• _Your instructions_:
Identify all lines in the listing that include the word "name", and copy them out.

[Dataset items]
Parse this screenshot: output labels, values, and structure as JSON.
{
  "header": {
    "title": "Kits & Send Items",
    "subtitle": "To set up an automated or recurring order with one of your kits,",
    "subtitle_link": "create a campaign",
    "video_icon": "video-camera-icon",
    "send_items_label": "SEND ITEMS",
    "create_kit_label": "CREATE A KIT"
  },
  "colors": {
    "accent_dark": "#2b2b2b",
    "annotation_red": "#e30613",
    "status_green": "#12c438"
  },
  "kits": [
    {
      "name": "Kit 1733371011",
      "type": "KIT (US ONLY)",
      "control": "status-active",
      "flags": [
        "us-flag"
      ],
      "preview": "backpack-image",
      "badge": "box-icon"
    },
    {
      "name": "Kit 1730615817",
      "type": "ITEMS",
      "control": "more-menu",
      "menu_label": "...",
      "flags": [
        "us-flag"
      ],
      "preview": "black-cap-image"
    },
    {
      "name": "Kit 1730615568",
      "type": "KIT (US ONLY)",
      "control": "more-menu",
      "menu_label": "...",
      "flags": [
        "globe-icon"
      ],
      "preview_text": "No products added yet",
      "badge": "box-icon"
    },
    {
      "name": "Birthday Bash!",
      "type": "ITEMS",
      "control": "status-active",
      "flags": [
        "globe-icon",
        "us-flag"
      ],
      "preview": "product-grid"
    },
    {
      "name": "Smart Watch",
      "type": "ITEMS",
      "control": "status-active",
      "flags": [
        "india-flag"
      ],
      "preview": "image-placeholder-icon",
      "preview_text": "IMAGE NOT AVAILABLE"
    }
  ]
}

...

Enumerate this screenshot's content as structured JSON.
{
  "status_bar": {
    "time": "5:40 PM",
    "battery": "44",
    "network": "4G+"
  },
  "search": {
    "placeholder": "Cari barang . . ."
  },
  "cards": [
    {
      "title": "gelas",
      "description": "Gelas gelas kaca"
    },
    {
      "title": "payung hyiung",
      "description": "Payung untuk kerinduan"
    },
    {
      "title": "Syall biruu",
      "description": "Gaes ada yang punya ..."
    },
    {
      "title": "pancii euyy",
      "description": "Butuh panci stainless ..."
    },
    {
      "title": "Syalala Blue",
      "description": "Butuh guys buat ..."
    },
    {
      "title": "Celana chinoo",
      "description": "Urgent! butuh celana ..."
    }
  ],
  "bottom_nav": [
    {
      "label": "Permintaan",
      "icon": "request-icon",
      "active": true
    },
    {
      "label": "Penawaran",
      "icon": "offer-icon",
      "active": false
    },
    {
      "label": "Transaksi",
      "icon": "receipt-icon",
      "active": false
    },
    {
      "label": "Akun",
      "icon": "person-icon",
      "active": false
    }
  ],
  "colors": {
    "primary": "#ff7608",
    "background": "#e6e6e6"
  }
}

==

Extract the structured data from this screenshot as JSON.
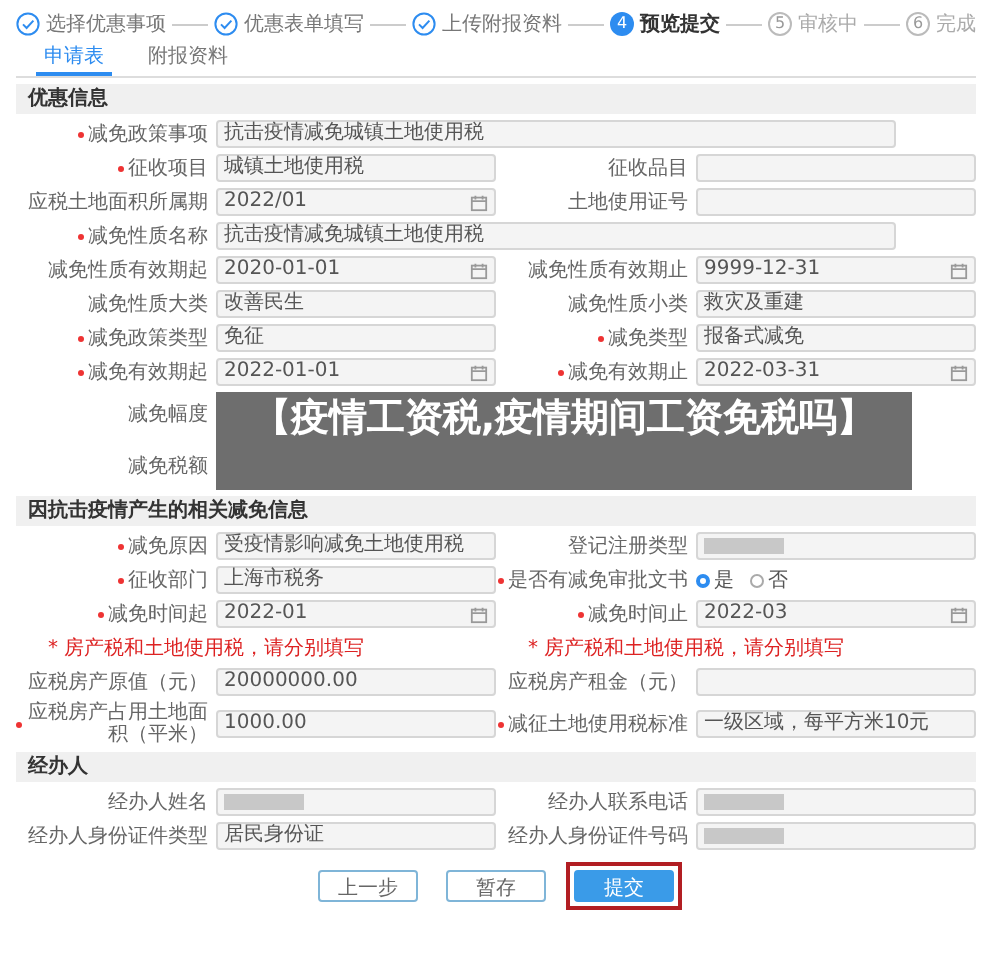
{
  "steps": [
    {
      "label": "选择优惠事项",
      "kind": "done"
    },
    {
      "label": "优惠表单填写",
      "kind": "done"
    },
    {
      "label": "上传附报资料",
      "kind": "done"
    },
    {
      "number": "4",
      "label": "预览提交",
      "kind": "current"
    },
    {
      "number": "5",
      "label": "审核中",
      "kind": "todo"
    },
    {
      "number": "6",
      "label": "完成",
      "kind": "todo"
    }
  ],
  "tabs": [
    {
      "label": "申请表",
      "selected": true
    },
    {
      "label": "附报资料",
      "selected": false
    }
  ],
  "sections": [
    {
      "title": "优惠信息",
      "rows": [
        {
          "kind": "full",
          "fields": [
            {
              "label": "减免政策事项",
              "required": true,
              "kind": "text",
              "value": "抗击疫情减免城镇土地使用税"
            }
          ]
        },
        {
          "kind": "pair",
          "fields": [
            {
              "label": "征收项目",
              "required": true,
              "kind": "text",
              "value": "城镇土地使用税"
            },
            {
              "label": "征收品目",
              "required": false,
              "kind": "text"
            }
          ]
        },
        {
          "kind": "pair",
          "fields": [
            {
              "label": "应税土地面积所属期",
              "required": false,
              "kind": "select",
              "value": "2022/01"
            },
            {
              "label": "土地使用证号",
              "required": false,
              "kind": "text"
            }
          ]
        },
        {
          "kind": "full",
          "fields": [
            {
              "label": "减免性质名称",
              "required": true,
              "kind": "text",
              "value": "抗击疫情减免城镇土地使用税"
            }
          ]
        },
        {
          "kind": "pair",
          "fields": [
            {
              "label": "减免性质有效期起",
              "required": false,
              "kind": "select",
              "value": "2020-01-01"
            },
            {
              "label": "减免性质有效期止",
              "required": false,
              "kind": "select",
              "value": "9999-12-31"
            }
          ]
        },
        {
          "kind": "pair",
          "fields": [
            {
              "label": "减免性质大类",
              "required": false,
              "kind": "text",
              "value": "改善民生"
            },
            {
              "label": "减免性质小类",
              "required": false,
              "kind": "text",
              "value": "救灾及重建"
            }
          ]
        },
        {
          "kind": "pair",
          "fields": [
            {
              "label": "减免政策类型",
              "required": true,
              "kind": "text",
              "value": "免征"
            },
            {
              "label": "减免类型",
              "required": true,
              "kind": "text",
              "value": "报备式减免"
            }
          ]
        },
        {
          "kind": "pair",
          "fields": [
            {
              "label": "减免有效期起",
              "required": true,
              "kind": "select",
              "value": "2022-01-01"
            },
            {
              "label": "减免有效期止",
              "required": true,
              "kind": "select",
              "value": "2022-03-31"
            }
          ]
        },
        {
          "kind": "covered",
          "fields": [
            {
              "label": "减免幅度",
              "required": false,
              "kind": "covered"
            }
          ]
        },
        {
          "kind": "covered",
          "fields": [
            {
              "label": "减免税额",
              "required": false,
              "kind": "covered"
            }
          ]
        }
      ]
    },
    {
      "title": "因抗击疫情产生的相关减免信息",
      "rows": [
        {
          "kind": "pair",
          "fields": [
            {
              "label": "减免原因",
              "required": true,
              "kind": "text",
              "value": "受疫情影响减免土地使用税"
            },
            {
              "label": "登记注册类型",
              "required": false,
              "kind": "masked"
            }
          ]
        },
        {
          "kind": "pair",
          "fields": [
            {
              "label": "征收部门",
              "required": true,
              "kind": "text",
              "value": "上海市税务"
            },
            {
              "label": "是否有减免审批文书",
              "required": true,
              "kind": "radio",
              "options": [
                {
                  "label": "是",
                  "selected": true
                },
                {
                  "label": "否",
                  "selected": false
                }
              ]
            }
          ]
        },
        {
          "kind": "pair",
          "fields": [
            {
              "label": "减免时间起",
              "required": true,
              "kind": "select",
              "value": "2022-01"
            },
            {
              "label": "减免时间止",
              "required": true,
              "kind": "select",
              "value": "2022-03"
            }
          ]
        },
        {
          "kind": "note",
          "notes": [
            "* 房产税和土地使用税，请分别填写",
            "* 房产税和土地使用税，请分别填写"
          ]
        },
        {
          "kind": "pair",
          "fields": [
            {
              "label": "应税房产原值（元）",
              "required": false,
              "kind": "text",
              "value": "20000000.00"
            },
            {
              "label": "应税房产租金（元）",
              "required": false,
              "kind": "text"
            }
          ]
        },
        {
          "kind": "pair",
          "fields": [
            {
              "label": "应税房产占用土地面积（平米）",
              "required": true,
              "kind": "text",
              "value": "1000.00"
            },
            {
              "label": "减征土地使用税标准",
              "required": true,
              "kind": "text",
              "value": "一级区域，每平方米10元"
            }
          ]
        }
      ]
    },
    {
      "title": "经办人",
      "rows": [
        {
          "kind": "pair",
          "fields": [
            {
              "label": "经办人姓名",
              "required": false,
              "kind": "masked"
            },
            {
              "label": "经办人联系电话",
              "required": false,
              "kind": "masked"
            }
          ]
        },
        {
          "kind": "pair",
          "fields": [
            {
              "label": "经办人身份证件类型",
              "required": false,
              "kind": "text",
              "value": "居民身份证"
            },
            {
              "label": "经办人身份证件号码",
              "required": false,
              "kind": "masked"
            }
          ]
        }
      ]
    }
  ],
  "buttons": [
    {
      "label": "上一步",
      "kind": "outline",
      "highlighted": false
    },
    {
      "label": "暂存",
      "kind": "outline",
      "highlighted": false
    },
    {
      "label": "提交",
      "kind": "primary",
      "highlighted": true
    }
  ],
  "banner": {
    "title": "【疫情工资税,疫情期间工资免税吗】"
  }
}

• _Exercise output_:
      "name": "Kit 1733371011",
      "name": "Kit 1730615817",
      "name": "Kit 1730615568",
      "name": "Birthday Bash!",
      "name": "Smart Watch",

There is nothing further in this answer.